*** EXTRACT ***

It follows from the above that the main difference between an appeal by way of rehearing on the original evidence and a strict appeal is the requirement in the rehearing that the appeal Court draws its own conclusions from the undisputed facts and the factual findings of the trial judge from the disputed facts.

However, an error on the part of the primary judge still needs to be demonstrated in order for the appeal to be successful: Norbis v Norbis (1986) CLR at 518- 519 (per Mason and Deane JJ); Allesch v Maunz (2000) 203 CLR 172 (Majority), Williams v The Minister [2000] NSWCA 255 at [61] per Heydon JA, Scrivener v Director of Public Prosecutions [2001] QCA 454 at [10]; Branir Pty Ltd v Owston Nominees (No 2) Pty Ltd [2001] FCA 1833 at [30]; Coster v Bathgate [2005] QCA 210, Teelow v Commissioner of Police [2009] QCA 84; [2009] 2 Qd R 489 at [4]; Commissioner of Police v Al Shakarji [2013] QCA 319 at [7], [65]; White v Commissioner of Police [2014] QCA 121 at [8], Berge v Thanarattanabodee [2018] QDC 121; Hemelaar & Anor v Walsh & Ors [2017] QDC 151 at [7]. However, “a sufficiently clear difference of opinion may necessitate that conclusion.”: Branir Pty Ltd v Owston Nominees (No 2) Pty Ltd [2001] FCA 1833 at [29].

Furthermore, parties are largely bound by the way they conducted their cases at first instance. If a new matter is raised and evidence could have been given which by any possibility could have prevented the point from succeeding, the point cannot be taken: Coulton v Holcombe [1986] HCA 33 at [7]-[8]. When an appellate court is faced with a fresh point, it must consider the importance of the finality of litigation, the difficulty of the party against whom the new point is raised reaching back in time to hypothetically assess how their conduct of the trial would or may have been different, the related potential unfairness on counsel conducting an appeal and whether allowing the new point would be in the interests of justice: Branir Pty Ltd v Owston Nominees (No 2) Pty Ltd [2001] FCA 1833 at [38].

Which appeals?

Nowadays, appeals to the Federal Court are by way of rehearing: Branir Pty Ltd v Owston Nominees (No 2) Pty Ltd [2001] FCA 1833 at [20].

*** DATA SHOWN ***

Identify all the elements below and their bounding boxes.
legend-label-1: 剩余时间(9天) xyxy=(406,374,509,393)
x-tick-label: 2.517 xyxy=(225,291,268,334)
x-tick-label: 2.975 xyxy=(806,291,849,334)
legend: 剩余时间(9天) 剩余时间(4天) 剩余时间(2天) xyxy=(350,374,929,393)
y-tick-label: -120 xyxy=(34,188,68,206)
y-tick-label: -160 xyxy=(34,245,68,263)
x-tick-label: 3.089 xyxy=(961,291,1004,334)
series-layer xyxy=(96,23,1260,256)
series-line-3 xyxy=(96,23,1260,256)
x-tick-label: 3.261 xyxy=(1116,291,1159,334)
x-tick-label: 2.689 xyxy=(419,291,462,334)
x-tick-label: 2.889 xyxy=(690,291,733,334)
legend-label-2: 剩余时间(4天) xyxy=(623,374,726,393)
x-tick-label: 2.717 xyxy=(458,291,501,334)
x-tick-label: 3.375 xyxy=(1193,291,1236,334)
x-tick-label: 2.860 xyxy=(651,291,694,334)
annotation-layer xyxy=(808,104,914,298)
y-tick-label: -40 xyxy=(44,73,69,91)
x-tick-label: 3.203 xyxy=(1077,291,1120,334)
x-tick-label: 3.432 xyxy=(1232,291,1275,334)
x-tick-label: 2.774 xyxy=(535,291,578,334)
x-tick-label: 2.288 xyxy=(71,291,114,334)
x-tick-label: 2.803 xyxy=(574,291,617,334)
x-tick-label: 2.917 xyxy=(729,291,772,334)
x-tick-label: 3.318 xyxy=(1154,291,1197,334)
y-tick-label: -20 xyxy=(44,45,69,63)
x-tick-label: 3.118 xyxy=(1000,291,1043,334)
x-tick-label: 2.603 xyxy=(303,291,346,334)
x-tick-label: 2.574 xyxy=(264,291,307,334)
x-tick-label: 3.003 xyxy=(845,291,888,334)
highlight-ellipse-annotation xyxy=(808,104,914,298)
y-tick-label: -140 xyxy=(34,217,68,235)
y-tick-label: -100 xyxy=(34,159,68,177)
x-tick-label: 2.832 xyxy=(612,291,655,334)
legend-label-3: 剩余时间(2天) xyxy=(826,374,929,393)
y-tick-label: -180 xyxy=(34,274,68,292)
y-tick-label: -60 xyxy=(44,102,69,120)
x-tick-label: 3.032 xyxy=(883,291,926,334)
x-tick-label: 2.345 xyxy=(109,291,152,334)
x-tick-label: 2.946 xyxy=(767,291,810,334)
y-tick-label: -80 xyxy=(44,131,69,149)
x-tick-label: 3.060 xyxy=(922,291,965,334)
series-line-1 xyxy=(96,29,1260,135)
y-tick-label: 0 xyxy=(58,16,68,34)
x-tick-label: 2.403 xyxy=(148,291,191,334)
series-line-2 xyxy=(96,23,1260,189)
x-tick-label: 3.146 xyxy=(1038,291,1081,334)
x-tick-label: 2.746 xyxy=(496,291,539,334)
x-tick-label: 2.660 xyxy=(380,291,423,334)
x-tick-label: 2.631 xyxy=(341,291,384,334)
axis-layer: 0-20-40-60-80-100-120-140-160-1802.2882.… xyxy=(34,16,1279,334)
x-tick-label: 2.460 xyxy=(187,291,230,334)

***

STATED PROBLEM 1:
Edit the passage on appeals from "Which appeals?" up to and including "1833 at [20].", putting "Supreme Court" in place of "Federal Court".
STATED PROBLEM 2:
Answer these questions using the passage on appeals.
(a) What must still be demonstrated for an appeal to succeed?
(b) According to Coulton v Holcombe, when can a new point not be taken?
(c) How are appeals to the Federal Court now conducted?

FINISHED ANSWER 1:
Which appeals?

Nowadays, appeals to the Supreme Court are by way of rehearing: Branir Pty Ltd v Owston Nominees (No 2) Pty Ltd [2001] FCA 1833 at [20].

FINISHED ANSWER 2:
(a) An error on the part of the primary judge.
(b) When a new matter is raised and evidence could have been given that could, by any possibility, have prevented the point from succeeding.
(c) By way of rehearing.